_WHAT YOU HAVE TO DO_
Your task is to copy every line of the entries that contains "this".

_LISTING_

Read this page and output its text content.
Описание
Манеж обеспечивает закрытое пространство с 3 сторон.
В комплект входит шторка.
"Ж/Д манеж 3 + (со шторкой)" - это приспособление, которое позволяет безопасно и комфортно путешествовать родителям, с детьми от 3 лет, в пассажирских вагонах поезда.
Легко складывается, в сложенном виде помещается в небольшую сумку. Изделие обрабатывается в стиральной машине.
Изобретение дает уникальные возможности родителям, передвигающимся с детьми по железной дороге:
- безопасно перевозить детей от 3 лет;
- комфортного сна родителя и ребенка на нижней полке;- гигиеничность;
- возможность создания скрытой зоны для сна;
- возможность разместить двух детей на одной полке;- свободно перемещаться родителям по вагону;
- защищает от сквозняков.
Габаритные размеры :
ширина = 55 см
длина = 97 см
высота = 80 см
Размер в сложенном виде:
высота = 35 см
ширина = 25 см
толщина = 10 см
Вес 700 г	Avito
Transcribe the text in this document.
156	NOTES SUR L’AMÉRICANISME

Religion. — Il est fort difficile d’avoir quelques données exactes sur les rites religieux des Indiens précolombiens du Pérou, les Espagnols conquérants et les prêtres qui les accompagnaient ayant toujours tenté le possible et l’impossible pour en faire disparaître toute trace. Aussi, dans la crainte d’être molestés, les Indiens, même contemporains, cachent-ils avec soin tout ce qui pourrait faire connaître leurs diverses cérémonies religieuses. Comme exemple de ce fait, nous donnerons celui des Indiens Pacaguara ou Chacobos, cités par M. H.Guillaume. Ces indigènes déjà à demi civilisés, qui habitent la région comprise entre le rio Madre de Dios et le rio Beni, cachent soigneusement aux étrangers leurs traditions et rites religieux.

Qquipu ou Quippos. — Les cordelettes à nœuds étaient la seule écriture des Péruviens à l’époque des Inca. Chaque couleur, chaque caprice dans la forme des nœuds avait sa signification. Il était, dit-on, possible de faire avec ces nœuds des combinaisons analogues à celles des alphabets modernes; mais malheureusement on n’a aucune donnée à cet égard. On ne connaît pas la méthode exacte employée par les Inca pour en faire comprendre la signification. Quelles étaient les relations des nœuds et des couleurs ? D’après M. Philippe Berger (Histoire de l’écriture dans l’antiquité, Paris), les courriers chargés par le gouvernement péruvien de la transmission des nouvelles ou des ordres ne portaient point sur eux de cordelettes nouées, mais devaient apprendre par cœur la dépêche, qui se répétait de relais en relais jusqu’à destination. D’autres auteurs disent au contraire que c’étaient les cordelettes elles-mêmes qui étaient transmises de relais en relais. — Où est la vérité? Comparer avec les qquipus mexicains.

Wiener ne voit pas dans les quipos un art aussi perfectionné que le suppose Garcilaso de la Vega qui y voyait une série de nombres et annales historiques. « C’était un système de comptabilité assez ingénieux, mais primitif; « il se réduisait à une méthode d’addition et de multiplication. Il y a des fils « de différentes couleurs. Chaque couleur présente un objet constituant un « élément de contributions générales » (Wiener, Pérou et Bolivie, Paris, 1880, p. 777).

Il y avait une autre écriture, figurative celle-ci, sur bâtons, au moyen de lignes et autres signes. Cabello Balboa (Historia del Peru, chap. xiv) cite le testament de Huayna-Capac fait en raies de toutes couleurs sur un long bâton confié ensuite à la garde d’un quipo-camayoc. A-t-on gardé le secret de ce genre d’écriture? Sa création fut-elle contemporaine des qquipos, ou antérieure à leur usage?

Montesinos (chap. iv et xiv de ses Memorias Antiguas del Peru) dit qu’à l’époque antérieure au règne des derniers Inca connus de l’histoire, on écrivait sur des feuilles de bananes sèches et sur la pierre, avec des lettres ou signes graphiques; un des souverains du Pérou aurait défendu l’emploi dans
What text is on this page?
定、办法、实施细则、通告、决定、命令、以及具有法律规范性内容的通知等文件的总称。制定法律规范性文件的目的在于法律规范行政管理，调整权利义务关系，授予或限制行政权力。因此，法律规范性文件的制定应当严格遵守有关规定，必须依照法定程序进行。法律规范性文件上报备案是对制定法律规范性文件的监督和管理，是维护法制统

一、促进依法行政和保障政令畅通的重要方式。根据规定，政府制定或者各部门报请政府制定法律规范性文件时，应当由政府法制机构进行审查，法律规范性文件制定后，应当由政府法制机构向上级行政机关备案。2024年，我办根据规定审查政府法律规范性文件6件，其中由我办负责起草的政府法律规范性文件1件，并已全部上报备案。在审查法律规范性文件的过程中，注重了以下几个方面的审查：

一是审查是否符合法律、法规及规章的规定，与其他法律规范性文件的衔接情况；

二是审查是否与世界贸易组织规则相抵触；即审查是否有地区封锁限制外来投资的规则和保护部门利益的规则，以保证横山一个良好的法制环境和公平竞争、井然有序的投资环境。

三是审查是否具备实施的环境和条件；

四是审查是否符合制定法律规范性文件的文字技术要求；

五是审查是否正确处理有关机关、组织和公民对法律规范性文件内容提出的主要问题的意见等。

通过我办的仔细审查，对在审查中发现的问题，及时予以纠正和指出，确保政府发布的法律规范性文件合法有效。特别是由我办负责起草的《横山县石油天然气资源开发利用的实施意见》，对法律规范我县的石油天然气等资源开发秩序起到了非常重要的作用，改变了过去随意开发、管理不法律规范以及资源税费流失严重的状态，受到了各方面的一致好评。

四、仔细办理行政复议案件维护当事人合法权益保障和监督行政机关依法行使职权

_COMPLETE RESPONSE_
Read this page and output its text content.
Transcribe the text in this document.
What text is on this page?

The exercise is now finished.